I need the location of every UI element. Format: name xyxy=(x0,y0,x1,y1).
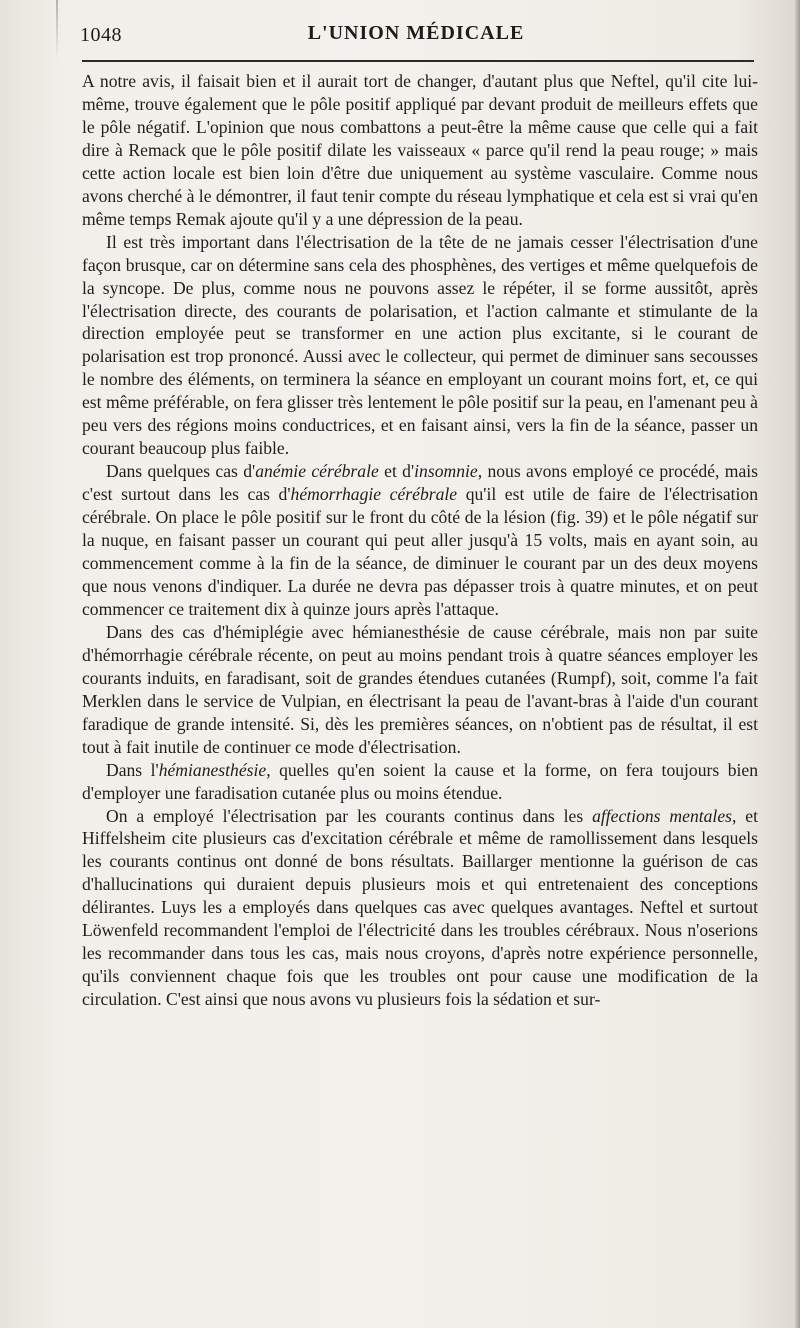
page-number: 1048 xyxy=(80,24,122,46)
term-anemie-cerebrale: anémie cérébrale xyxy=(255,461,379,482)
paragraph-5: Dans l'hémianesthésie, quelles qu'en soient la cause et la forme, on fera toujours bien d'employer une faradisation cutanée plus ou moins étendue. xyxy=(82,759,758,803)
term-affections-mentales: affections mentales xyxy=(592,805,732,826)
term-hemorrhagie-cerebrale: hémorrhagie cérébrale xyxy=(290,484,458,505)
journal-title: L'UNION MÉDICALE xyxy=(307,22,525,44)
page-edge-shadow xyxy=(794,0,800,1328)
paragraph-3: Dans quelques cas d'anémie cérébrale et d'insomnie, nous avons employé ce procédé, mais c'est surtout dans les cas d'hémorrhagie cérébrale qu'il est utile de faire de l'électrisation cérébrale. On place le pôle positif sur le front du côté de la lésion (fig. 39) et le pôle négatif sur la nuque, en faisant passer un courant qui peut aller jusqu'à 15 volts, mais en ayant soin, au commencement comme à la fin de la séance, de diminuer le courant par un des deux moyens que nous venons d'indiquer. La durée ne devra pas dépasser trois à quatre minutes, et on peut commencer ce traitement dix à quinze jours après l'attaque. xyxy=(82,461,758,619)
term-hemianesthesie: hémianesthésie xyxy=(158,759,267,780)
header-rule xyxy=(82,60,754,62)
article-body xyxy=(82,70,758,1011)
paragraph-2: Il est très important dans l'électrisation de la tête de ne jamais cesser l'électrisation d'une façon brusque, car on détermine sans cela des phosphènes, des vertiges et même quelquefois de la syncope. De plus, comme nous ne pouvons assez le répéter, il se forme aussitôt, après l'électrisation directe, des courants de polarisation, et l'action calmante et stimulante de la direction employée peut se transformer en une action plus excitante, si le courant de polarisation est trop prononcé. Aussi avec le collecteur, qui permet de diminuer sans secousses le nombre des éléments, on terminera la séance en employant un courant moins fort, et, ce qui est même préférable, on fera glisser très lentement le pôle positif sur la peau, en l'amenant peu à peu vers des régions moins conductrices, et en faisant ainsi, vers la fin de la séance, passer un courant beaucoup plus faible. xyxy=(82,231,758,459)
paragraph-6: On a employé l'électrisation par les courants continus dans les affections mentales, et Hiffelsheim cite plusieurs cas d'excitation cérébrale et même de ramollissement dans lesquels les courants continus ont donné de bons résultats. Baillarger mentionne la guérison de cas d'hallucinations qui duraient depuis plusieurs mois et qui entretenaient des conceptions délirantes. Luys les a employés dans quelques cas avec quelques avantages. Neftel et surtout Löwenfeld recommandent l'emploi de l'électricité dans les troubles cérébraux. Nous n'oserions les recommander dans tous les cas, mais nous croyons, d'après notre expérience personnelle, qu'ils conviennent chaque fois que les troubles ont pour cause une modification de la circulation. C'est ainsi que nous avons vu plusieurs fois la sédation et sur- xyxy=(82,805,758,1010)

==========

Edit the data between the lines holding "page-number: 1048 xyxy=(80,24,122,46)" and "page-edge-shadow xyxy=(794,0,800,1328)", inclusive, so that "faradisation" becomes "galvanisation" and everything else stays unchanged. Return only those lines.

page-number: 1048 xyxy=(80,24,122,46)
term-anemie-cerebrale: anémie cérébrale xyxy=(255,461,379,482)
paragraph-5: Dans l'hémianesthésie, quelles qu'en soient la cause et la forme, on fera toujours bien d'employer une galvanisation cutanée plus ou moins étendue. xyxy=(82,759,758,803)
term-affections-mentales: affections mentales xyxy=(592,805,732,826)
term-hemorrhagie-cerebrale: hémorrhagie cérébrale xyxy=(290,484,458,505)
journal-title: L'UNION MÉDICALE xyxy=(307,22,525,44)
page-edge-shadow xyxy=(794,0,800,1328)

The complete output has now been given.